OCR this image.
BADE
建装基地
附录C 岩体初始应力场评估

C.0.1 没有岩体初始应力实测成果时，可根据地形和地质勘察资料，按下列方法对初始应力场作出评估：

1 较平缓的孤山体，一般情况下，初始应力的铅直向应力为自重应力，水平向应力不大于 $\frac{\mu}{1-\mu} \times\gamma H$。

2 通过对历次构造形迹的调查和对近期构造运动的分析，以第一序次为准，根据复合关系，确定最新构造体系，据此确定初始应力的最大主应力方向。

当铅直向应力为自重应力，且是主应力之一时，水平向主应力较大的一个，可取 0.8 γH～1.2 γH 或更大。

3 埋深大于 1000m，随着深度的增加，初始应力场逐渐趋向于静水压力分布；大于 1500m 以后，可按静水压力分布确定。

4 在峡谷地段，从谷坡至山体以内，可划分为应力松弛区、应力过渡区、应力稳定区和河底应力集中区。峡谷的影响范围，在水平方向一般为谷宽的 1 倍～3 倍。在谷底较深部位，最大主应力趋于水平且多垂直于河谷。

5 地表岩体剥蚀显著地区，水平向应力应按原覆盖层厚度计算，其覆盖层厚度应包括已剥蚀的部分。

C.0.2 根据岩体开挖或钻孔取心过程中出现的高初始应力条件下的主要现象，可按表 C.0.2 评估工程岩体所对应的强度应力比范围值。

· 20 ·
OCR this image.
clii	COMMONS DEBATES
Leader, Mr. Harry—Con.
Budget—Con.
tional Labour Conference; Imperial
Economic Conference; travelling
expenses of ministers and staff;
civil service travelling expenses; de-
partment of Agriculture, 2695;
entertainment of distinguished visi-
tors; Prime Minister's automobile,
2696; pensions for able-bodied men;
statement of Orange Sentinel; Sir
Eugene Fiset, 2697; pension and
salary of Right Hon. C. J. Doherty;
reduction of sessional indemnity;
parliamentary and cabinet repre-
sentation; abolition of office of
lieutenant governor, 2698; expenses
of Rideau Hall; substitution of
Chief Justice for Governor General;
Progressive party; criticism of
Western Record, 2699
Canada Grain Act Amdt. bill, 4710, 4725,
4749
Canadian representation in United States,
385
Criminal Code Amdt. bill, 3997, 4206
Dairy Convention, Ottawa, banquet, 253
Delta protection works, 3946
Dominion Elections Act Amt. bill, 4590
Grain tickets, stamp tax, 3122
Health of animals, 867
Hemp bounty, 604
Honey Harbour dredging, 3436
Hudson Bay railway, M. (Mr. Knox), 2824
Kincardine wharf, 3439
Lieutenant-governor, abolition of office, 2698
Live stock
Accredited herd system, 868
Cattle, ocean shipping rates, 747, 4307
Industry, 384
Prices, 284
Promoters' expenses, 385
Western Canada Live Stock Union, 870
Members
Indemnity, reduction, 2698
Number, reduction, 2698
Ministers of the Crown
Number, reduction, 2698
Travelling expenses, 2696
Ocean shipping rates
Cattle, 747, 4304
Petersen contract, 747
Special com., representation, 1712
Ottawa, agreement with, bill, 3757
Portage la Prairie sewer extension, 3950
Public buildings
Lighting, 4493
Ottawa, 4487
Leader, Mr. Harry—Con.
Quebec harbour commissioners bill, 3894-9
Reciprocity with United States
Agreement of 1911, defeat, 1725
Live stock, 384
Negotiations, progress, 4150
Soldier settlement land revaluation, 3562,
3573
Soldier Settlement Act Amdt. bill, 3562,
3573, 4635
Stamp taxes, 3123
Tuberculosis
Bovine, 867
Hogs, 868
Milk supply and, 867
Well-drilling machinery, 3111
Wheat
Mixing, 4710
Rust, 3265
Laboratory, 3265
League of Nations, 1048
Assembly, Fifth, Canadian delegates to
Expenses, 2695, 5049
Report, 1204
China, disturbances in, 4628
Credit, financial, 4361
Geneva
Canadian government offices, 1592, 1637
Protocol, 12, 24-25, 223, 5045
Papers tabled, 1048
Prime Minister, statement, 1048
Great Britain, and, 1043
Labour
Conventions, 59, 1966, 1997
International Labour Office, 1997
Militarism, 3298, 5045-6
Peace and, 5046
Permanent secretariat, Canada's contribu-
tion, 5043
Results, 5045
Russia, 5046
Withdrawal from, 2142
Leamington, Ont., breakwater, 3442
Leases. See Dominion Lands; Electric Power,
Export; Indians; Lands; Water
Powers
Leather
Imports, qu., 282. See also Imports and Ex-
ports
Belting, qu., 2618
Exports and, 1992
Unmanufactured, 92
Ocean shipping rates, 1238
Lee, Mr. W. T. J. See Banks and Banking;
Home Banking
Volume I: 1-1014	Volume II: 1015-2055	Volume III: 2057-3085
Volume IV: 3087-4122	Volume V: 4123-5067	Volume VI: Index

------------------------------

> Aim of the task: Using the listing above, please repeat every entry exactly.

> Problem solution:
OCR this image.
BADE
建装基地
附录C 岩体初始应力场评估

C.0.1 没有岩体初始应力实测成果时，可根据地形和地质勘察资料，按下列方法对初始应力场作出评估：

1 较平缓的孤山体，一般情况下，初始应力的铅直向应力为自重应力，水平向应力不大于 $\frac{\mu}{1-\mu} \times\gamma H$。

2 通过对历次构造形迹的调查和对近期构造运动的分析，以第一序次为准，根据复合关系，确定最新构造体系，据此确定初始应力的最大主应力方向。

当铅直向应力为自重应力，且是主应力之一时，水平向主应力较大的一个，可取 0.8 γH～1.2 γH 或更大。

3 埋深大于 1000m，随着深度的增加，初始应力场逐渐趋向于静水压力分布；大于 1500m 以后，可按静水压力分布确定。

4 在峡谷地段，从谷坡至山体以内，可划分为应力松弛区、应力过渡区、应力稳定区和河底应力集中区。峡谷的影响范围，在水平方向一般为谷宽的 1 倍～3 倍。在谷底较深部位，最大主应力趋于水平且多垂直于河谷。

5 地表岩体剥蚀显著地区，水平向应力应按原覆盖层厚度计算，其覆盖层厚度应包括已剥蚀的部分。

C.0.2 根据岩体开挖或钻孔取心过程中出现的高初始应力条件下的主要现象，可按表 C.0.2 评估工程岩体所对应的强度应力比范围值。

· 20 ·
OCR this image.
clii	COMMONS DEBATES
Leader, Mr. Harry—Con.
Budget—Con.
tional Labour Conference; Imperial
Economic Conference; travelling
expenses of ministers and staff;
civil service travelling expenses; de-
partment of Agriculture, 2695;
entertainment of distinguished visi-
tors; Prime Minister's automobile,
2696; pensions for able-bodied men;
statement of Orange Sentinel; Sir
Eugene Fiset, 2697; pension and
salary of Right Hon. C. J. Doherty;
reduction of sessional indemnity;
parliamentary and cabinet repre-
sentation; abolition of office of
lieutenant governor, 2698; expenses
of Rideau Hall; substitution of
Chief Justice for Governor General;
Progressive party; criticism of
Western Record, 2699
Canada Grain Act Amdt. bill, 4710, 4725,
4749
Canadian representation in United States,
385
Criminal Code Amdt. bill, 3997, 4206
Dairy Convention, Ottawa, banquet, 253
Delta protection works, 3946
Dominion Elections Act Amt. bill, 4590
Grain tickets, stamp tax, 3122
Health of animals, 867
Hemp bounty, 604
Honey Harbour dredging, 3436
Hudson Bay railway, M. (Mr. Knox), 2824
Kincardine wharf, 3439
Lieutenant-governor, abolition of office, 2698
Live stock
Accredited herd system, 868
Cattle, ocean shipping rates, 747, 4307
Industry, 384
Prices, 284
Promoters' expenses, 385
Western Canada Live Stock Union, 870
Members
Indemnity, reduction, 2698
Number, reduction, 2698
Ministers of the Crown
Number, reduction, 2698
Travelling expenses, 2696
Ocean shipping rates
Cattle, 747, 4304
Petersen contract, 747
Special com., representation, 1712
Ottawa, agreement with, bill, 3757
Portage la Prairie sewer extension, 3950
Public buildings
Lighting, 4493
Ottawa, 4487
Leader, Mr. Harry—Con.
Quebec harbour commissioners bill, 3894-9
Reciprocity with United States
Agreement of 1911, defeat, 1725
Live stock, 384
Negotiations, progress, 4150
Soldier settlement land revaluation, 3562,
3573
Soldier Settlement Act Amdt. bill, 3562,
3573, 4635
Stamp taxes, 3123
Tuberculosis
Bovine, 867
Hogs, 868
Milk supply and, 867
Well-drilling machinery, 3111
Wheat
Mixing, 4710
Rust, 3265
Laboratory, 3265
League of Nations, 1048
Assembly, Fifth, Canadian delegates to
Expenses, 2695, 5049
Report, 1204
China, disturbances in, 4628
Credit, financial, 4361
Geneva
Canadian government offices, 1592, 1637
Protocol, 12, 24-25, 223, 5045
Papers tabled, 1048
Prime Minister, statement, 1048
Great Britain, and, 1043
Labour
Conventions, 59, 1966, 1997
International Labour Office, 1997
Militarism, 3298, 5045-6
Peace and, 5046
Permanent secretariat, Canada's contribu-
tion, 5043
Results, 5045
Russia, 5046
Withdrawal from, 2142
Leamington, Ont., breakwater, 3442
Leases. See Dominion Lands; Electric Power,
Export; Indians; Lands; Water
Powers
Leather
Imports, qu., 282. See also Imports and Ex-
ports
Belting, qu., 2618
Exports and, 1992
Unmanufactured, 92
Ocean shipping rates, 1238
Lee, Mr. W. T. J. See Banks and Banking;
Home Banking
Volume I: 1-1014	Volume II: 1015-2055	Volume III: 2057-3085
Volume IV: 3087-4122	Volume V: 4123-5067	Volume VI: Index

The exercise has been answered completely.